EXERCISE: Write the material out again exactly as it stands.

PROVIDED DATA:
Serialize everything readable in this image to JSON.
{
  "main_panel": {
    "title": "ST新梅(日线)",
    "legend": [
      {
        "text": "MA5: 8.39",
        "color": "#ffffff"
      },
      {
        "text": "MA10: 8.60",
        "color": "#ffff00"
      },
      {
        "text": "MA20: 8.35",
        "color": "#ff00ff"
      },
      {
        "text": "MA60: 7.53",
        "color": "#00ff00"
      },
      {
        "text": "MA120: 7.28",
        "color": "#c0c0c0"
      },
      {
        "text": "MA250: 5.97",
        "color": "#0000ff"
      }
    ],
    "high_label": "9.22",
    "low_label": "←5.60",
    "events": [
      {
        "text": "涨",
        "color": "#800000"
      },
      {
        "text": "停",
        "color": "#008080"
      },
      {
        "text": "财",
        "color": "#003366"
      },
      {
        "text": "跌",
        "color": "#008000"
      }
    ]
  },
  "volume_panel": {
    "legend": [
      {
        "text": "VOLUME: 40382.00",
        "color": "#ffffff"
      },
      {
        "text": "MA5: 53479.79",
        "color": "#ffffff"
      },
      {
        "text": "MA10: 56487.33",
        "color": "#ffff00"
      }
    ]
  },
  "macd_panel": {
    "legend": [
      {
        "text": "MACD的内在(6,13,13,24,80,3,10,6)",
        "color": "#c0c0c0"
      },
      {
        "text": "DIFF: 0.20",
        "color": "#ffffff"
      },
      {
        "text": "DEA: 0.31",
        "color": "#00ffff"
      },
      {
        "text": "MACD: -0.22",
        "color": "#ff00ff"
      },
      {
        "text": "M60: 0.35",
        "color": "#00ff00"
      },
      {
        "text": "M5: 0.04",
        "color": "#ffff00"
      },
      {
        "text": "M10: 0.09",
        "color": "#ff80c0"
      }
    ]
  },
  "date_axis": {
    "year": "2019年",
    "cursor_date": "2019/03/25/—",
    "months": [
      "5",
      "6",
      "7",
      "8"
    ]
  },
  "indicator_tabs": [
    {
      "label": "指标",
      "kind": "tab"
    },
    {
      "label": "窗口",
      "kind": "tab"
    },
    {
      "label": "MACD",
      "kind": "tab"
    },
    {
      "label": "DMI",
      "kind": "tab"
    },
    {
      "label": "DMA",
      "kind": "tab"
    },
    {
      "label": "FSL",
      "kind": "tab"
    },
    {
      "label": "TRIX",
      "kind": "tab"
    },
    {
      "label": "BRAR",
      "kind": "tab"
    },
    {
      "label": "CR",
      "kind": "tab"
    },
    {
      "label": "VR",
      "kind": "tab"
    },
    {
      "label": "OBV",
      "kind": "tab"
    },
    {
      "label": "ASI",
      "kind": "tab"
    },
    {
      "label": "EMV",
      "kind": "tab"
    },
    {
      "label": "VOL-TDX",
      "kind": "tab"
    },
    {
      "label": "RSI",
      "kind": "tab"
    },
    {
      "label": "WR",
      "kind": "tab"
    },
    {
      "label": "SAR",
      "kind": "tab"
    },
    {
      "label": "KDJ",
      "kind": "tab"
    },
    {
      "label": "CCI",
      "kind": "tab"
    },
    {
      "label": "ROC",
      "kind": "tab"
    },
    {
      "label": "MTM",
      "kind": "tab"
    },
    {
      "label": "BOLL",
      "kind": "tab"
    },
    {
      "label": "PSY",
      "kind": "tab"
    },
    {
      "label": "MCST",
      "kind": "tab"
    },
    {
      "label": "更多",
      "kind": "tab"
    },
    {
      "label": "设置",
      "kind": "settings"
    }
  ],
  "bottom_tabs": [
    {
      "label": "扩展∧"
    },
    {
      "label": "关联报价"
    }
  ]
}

RESPONSE TO THE TASK:
Serialize everything readable in this image to JSON.
{
  "main_panel": {
    "title": "ST新梅(日线)",
    "legend": [
      {
        "text": "MA5: 8.39",
        "color": "#ffffff"
      },
      {
        "text": "MA10: 8.60",
        "color": "#ffff00"
      },
      {
        "text": "MA20: 8.35",
        "color": "#ff00ff"
      },
      {
        "text": "MA60: 7.53",
        "color": "#00ff00"
      },
      {
        "text": "MA120: 7.28",
        "color": "#c0c0c0"
      },
      {
        "text": "MA250: 5.97",
        "color": "#0000ff"
      }
    ],
    "high_label": "9.22",
    "low_label": "←5.60",
    "events": [
      {
        "text": "涨",
        "color": "#800000"
      },
      {
        "text": "停",
        "color": "#008080"
      },
      {
        "text": "财",
        "color": "#003366"
      },
      {
        "text": "跌",
        "color": "#008000"
      }
    ]
  },
  "volume_panel": {
    "legend": [
      {
        "text": "VOLUME: 40382.00",
        "color": "#ffffff"
      },
      {
        "text": "MA5: 53479.79",
        "color": "#ffffff"
      },
      {
        "text": "MA10: 56487.33",
        "color": "#ffff00"
      }
    ]
  },
  "macd_panel": {
    "legend": [
      {
        "text": "MACD的内在(6,13,13,24,80,3,10,6)",
        "color": "#c0c0c0"
      },
      {
        "text": "DIFF: 0.20",
        "color": "#ffffff"
      },
      {
        "text": "DEA: 0.31",
        "color": "#00ffff"
      },
      {
        "text": "MACD: -0.22",
        "color": "#ff00ff"
      },
      {
        "text": "M60: 0.35",
        "color": "#00ff00"
      },
      {
        "text": "M5: 0.04",
        "color": "#ffff00"
      },
      {
        "text": "M10: 0.09",
        "color": "#ff80c0"
      }
    ]
  },
  "date_axis": {
    "year": "2019年",
    "cursor_date": "2019/03/25/—",
    "months": [
      "5",
      "6",
      "7",
      "8"
    ]
  },
  "indicator_tabs": [
    {
      "label": "指标",
      "kind": "tab"
    },
    {
      "label": "窗口",
      "kind": "tab"
    },
    {
      "label": "MACD",
      "kind": "tab"
    },
    {
      "label": "DMI",
      "kind": "tab"
    },
    {
      "label": "DMA",
      "kind": "tab"
    },
    {
      "label": "FSL",
      "kind": "tab"
    },
    {
      "label": "TRIX",
      "kind": "tab"
    },
    {
      "label": "BRAR",
      "kind": "tab"
    },
    {
      "label": "CR",
      "kind": "tab"
    },
    {
      "label": "VR",
      "kind": "tab"
    },
    {
      "label": "OBV",
      "kind": "tab"
    },
    {
      "label": "ASI",
      "kind": "tab"
    },
    {
      "label": "EMV",
      "kind": "tab"
    },
    {
      "label": "VOL-TDX",
      "kind": "tab"
    },
    {
      "label": "RSI",
      "kind": "tab"
    },
    {
      "label": "WR",
      "kind": "tab"
    },
    {
      "label": "SAR",
      "kind": "tab"
    },
    {
      "label": "KDJ",
      "kind": "tab"
    },
    {
      "label": "CCI",
      "kind": "tab"
    },
    {
      "label": "ROC",
      "kind": "tab"
    },
    {
      "label": "MTM",
      "kind": "tab"
    },
    {
      "label": "BOLL",
      "kind": "tab"
    },
    {
      "label": "PSY",
      "kind": "tab"
    },
    {
      "label": "MCST",
      "kind": "tab"
    },
    {
      "label": "更多",
      "kind": "tab"
    },
    {
      "label": "设置",
      "kind": "settings"
    }
  ],
  "bottom_tabs": [
    {
      "label": "扩展∧"
    },
    {
      "label": "关联报价"
    }
  ]
}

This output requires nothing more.